(Records contained in a dataset)
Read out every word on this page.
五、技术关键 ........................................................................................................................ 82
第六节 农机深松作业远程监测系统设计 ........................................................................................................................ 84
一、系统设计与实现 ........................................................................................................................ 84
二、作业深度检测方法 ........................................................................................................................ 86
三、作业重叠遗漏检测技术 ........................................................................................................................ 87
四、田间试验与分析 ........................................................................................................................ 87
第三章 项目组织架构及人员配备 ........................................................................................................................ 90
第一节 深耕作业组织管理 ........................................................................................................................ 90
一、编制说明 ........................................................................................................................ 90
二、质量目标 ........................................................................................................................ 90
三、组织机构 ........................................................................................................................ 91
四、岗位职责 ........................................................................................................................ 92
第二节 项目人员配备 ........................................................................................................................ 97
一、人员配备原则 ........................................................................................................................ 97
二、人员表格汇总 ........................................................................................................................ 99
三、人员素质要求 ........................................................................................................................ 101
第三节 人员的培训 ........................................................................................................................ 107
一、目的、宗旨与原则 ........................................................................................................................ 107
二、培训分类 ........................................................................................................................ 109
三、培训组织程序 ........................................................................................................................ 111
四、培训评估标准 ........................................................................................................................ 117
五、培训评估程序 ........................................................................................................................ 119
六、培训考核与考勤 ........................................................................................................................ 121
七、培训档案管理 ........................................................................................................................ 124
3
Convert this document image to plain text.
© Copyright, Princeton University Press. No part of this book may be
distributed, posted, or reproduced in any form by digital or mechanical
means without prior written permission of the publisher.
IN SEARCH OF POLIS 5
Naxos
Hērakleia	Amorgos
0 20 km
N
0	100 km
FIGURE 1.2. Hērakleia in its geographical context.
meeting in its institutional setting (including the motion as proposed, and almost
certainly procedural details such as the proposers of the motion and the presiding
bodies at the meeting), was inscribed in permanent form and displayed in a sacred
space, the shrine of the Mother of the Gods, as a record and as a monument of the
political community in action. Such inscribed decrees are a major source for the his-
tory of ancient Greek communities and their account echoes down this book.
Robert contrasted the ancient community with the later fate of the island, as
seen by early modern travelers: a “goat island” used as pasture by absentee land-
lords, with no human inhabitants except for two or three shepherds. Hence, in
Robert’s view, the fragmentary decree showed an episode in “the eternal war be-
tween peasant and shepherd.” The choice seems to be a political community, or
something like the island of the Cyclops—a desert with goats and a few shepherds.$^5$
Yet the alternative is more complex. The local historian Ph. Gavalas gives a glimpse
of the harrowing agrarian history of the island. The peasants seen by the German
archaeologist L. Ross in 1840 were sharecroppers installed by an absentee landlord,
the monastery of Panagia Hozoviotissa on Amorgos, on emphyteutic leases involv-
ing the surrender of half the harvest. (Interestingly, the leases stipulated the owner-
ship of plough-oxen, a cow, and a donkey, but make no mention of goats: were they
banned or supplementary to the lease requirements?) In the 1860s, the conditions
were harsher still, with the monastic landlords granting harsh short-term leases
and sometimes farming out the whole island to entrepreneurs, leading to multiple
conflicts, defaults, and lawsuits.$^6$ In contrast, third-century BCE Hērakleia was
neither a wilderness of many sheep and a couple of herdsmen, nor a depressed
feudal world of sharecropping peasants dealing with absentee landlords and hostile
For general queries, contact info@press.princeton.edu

§ **GIVEN PROBLEM**:
Print all the data exactly.

§ **SOLUTION BELOW**:
Read out every word on this page.
五、技术关键 ........................................................................................................................ 82
第六节 农机深松作业远程监测系统设计 ........................................................................................................................ 84
一、系统设计与实现 ........................................................................................................................ 84
二、作业深度检测方法 ........................................................................................................................ 86
三、作业重叠遗漏检测技术 ........................................................................................................................ 87
四、田间试验与分析 ........................................................................................................................ 87
第三章 项目组织架构及人员配备 ........................................................................................................................ 90
第一节 深耕作业组织管理 ........................................................................................................................ 90
一、编制说明 ........................................................................................................................ 90
二、质量目标 ........................................................................................................................ 90
三、组织机构 ........................................................................................................................ 91
四、岗位职责 ........................................................................................................................ 92
第二节 项目人员配备 ........................................................................................................................ 97
一、人员配备原则 ........................................................................................................................ 97
二、人员表格汇总 ........................................................................................................................ 99
三、人员素质要求 ........................................................................................................................ 101
第三节 人员的培训 ........................................................................................................................ 107
一、目的、宗旨与原则 ........................................................................................................................ 107
二、培训分类 ........................................................................................................................ 109
三、培训组织程序 ........................................................................................................................ 111
四、培训评估标准 ........................................................................................................................ 117
五、培训评估程序 ........................................................................................................................ 119
六、培训考核与考勤 ........................................................................................................................ 121
七、培训档案管理 ........................................................................................................................ 124
3
Convert this document image to plain text.
© Copyright, Princeton University Press. No part of this book may be
distributed, posted, or reproduced in any form by digital or mechanical
means without prior written permission of the publisher.
IN SEARCH OF POLIS 5
Naxos
Hērakleia	Amorgos
0 20 km
N
0	100 km
FIGURE 1.2. Hērakleia in its geographical context.
meeting in its institutional setting (including the motion as proposed, and almost
certainly procedural details such as the proposers of the motion and the presiding
bodies at the meeting), was inscribed in permanent form and displayed in a sacred
space, the shrine of the Mother of the Gods, as a record and as a monument of the
political community in action. Such inscribed decrees are a major source for the his-
tory of ancient Greek communities and their account echoes down this book.
Robert contrasted the ancient community with the later fate of the island, as
seen by early modern travelers: a “goat island” used as pasture by absentee land-
lords, with no human inhabitants except for two or three shepherds. Hence, in
Robert’s view, the fragmentary decree showed an episode in “the eternal war be-
tween peasant and shepherd.” The choice seems to be a political community, or
something like the island of the Cyclops—a desert with goats and a few shepherds.$^5$
Yet the alternative is more complex. The local historian Ph. Gavalas gives a glimpse
of the harrowing agrarian history of the island. The peasants seen by the German
archaeologist L. Ross in 1840 were sharecroppers installed by an absentee landlord,
the monastery of Panagia Hozoviotissa on Amorgos, on emphyteutic leases involv-
ing the surrender of half the harvest. (Interestingly, the leases stipulated the owner-
ship of plough-oxen, a cow, and a donkey, but make no mention of goats: were they
banned or supplementary to the lease requirements?) In the 1860s, the conditions
were harsher still, with the monastic landlords granting harsh short-term leases
and sometimes farming out the whole island to entrepreneurs, leading to multiple
conflicts, defaults, and lawsuits.$^6$ In contrast, third-century BCE Hērakleia was
neither a wilderness of many sheep and a couple of herdsmen, nor a depressed
feudal world of sharecropping peasants dealing with absentee landlords and hostile
For general queries, contact info@press.princeton.edu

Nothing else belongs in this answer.